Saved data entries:
——————

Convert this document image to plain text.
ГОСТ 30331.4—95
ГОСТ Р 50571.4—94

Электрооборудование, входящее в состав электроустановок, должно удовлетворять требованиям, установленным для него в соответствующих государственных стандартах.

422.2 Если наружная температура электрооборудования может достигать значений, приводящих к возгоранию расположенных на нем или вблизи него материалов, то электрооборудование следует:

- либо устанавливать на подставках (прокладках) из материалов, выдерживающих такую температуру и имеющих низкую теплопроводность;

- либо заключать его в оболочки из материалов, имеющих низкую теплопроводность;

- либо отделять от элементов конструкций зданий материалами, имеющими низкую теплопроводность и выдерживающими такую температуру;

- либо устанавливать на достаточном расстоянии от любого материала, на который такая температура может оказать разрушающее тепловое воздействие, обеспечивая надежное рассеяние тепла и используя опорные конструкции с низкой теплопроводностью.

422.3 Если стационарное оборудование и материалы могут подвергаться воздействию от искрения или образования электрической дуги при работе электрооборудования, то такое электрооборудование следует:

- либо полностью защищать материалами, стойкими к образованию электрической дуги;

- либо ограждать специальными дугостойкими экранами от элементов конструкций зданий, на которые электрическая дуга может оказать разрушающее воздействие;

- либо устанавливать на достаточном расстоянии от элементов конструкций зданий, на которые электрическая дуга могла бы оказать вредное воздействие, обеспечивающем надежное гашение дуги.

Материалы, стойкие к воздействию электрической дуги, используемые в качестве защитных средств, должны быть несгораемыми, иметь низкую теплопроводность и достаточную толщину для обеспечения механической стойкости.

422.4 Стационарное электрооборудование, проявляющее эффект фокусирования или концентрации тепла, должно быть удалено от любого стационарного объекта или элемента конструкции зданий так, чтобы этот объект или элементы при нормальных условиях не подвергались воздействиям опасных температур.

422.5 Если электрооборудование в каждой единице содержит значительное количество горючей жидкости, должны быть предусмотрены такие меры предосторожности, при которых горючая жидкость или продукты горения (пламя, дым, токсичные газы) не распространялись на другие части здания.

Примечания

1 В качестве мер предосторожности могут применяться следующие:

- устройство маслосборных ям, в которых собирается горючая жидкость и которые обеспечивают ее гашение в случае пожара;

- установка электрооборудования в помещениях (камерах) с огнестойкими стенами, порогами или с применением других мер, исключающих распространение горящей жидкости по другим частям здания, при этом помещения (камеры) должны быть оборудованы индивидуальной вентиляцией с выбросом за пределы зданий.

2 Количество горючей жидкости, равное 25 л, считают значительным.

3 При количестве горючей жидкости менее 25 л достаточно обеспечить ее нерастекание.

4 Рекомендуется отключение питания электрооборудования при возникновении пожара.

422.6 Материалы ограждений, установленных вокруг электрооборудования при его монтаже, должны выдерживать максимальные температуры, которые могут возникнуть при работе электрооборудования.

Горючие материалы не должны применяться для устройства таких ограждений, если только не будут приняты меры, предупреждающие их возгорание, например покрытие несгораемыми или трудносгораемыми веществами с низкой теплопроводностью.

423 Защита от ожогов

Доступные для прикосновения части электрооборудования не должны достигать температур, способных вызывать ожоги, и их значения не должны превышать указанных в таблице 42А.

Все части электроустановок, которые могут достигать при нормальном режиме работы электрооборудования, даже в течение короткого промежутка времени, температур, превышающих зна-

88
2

——————

Transcribe the entire listing above precisely.

* COMPLETE OUTPUT:
Convert this document image to plain text.
ГОСТ 30331.4—95
ГОСТ Р 50571.4—94

Электрооборудование, входящее в состав электроустановок, должно удовлетворять требованиям, установленным для него в соответствующих государственных стандартах.

422.2 Если наружная температура электрооборудования может достигать значений, приводящих к возгоранию расположенных на нем или вблизи него материалов, то электрооборудование следует:

- либо устанавливать на подставках (прокладках) из материалов, выдерживающих такую температуру и имеющих низкую теплопроводность;

- либо заключать его в оболочки из материалов, имеющих низкую теплопроводность;

- либо отделять от элементов конструкций зданий материалами, имеющими низкую теплопроводность и выдерживающими такую температуру;

- либо устанавливать на достаточном расстоянии от любого материала, на который такая температура может оказать разрушающее тепловое воздействие, обеспечивая надежное рассеяние тепла и используя опорные конструкции с низкой теплопроводностью.

422.3 Если стационарное оборудование и материалы могут подвергаться воздействию от искрения или образования электрической дуги при работе электрооборудования, то такое электрооборудование следует:

- либо полностью защищать материалами, стойкими к образованию электрической дуги;

- либо ограждать специальными дугостойкими экранами от элементов конструкций зданий, на которые электрическая дуга может оказать разрушающее воздействие;

- либо устанавливать на достаточном расстоянии от элементов конструкций зданий, на которые электрическая дуга могла бы оказать вредное воздействие, обеспечивающем надежное гашение дуги.

Материалы, стойкие к воздействию электрической дуги, используемые в качестве защитных средств, должны быть несгораемыми, иметь низкую теплопроводность и достаточную толщину для обеспечения механической стойкости.

422.4 Стационарное электрооборудование, проявляющее эффект фокусирования или концентрации тепла, должно быть удалено от любого стационарного объекта или элемента конструкции зданий так, чтобы этот объект или элементы при нормальных условиях не подвергались воздействиям опасных температур.

422.5 Если электрооборудование в каждой единице содержит значительное количество горючей жидкости, должны быть предусмотрены такие меры предосторожности, при которых горючая жидкость или продукты горения (пламя, дым, токсичные газы) не распространялись на другие части здания.

Примечания

1 В качестве мер предосторожности могут применяться следующие:

- устройство маслосборных ям, в которых собирается горючая жидкость и которые обеспечивают ее гашение в случае пожара;

- установка электрооборудования в помещениях (камерах) с огнестойкими стенами, порогами или с применением других мер, исключающих распространение горящей жидкости по другим частям здания, при этом помещения (камеры) должны быть оборудованы индивидуальной вентиляцией с выбросом за пределы зданий.

2 Количество горючей жидкости, равное 25 л, считают значительным.

3 При количестве горючей жидкости менее 25 л достаточно обеспечить ее нерастекание.

4 Рекомендуется отключение питания электрооборудования при возникновении пожара.

422.6 Материалы ограждений, установленных вокруг электрооборудования при его монтаже, должны выдерживать максимальные температуры, которые могут возникнуть при работе электрооборудования.

Горючие материалы не должны применяться для устройства таких ограждений, если только не будут приняты меры, предупреждающие их возгорание, например покрытие несгораемыми или трудносгораемыми веществами с низкой теплопроводностью.

423 Защита от ожогов

Доступные для прикосновения части электрооборудования не должны достигать температур, способных вызывать ожоги, и их значения не должны превышать указанных в таблице 42А.

Все части электроустановок, которые могут достигать при нормальном режиме работы электрооборудования, даже в течение короткого промежутка времени, температур, превышающих зна-

88
2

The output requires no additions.